# Direction
Search the material for the string "cycles" and copy each line where it occurs.

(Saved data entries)
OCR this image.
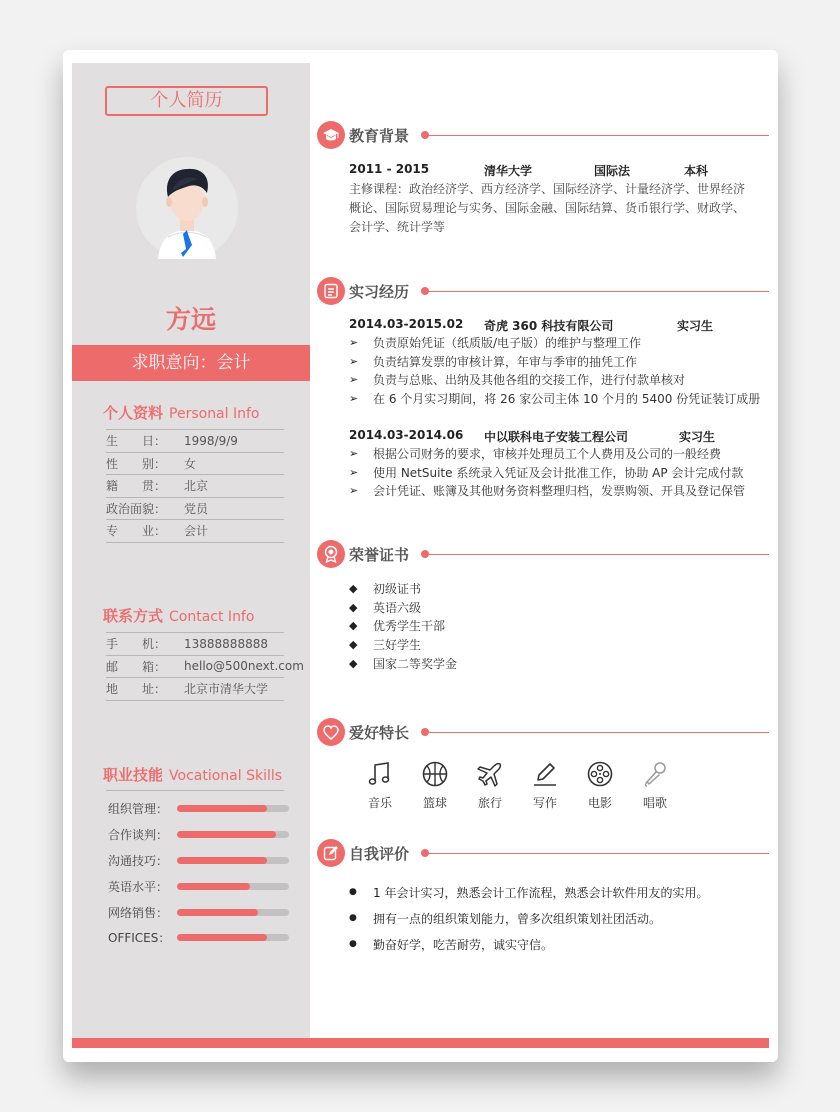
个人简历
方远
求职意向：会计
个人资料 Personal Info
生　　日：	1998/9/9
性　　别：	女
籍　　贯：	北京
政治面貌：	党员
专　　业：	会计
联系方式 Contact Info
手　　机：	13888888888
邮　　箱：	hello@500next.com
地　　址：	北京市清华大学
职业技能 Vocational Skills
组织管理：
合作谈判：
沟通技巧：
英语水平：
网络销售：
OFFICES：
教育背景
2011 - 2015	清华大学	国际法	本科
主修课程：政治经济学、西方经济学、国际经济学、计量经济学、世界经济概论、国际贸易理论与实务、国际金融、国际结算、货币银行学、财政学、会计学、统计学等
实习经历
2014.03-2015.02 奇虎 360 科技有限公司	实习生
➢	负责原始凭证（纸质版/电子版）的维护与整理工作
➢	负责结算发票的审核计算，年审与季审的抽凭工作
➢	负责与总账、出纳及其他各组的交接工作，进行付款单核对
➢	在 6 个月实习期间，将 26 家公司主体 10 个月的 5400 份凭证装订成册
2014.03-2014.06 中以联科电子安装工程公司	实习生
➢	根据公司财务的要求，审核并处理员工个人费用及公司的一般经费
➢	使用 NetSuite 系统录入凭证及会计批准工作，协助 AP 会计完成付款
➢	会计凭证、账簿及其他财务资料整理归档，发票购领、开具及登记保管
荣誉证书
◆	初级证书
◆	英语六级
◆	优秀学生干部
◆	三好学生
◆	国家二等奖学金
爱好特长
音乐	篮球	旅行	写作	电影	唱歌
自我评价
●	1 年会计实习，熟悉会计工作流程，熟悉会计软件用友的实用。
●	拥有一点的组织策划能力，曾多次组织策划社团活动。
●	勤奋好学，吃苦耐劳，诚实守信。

--

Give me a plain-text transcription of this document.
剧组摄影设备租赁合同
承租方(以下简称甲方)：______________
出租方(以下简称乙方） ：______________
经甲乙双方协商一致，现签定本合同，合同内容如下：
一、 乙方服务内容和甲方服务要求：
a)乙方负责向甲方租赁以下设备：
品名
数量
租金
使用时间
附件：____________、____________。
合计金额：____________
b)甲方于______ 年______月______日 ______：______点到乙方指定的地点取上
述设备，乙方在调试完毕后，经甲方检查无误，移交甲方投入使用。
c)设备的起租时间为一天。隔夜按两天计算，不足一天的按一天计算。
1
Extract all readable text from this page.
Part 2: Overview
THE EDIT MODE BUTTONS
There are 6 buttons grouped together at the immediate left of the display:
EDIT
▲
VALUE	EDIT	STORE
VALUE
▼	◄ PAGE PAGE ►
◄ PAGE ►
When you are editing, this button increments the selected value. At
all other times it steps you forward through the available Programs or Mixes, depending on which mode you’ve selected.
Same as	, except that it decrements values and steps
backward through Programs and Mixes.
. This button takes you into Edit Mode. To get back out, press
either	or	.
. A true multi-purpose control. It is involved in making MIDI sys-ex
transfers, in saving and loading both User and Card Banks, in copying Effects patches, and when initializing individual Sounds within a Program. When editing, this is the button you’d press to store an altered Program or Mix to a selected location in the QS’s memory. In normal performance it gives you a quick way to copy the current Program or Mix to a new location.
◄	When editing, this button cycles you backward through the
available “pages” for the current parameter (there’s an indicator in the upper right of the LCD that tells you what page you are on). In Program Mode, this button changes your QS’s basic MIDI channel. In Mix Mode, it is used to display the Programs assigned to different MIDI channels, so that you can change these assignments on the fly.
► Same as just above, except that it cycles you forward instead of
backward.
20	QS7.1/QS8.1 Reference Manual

# Task solution
◄	When editing, this button cycles you backward through the
► Same as just above, except that it cycles you forward instead of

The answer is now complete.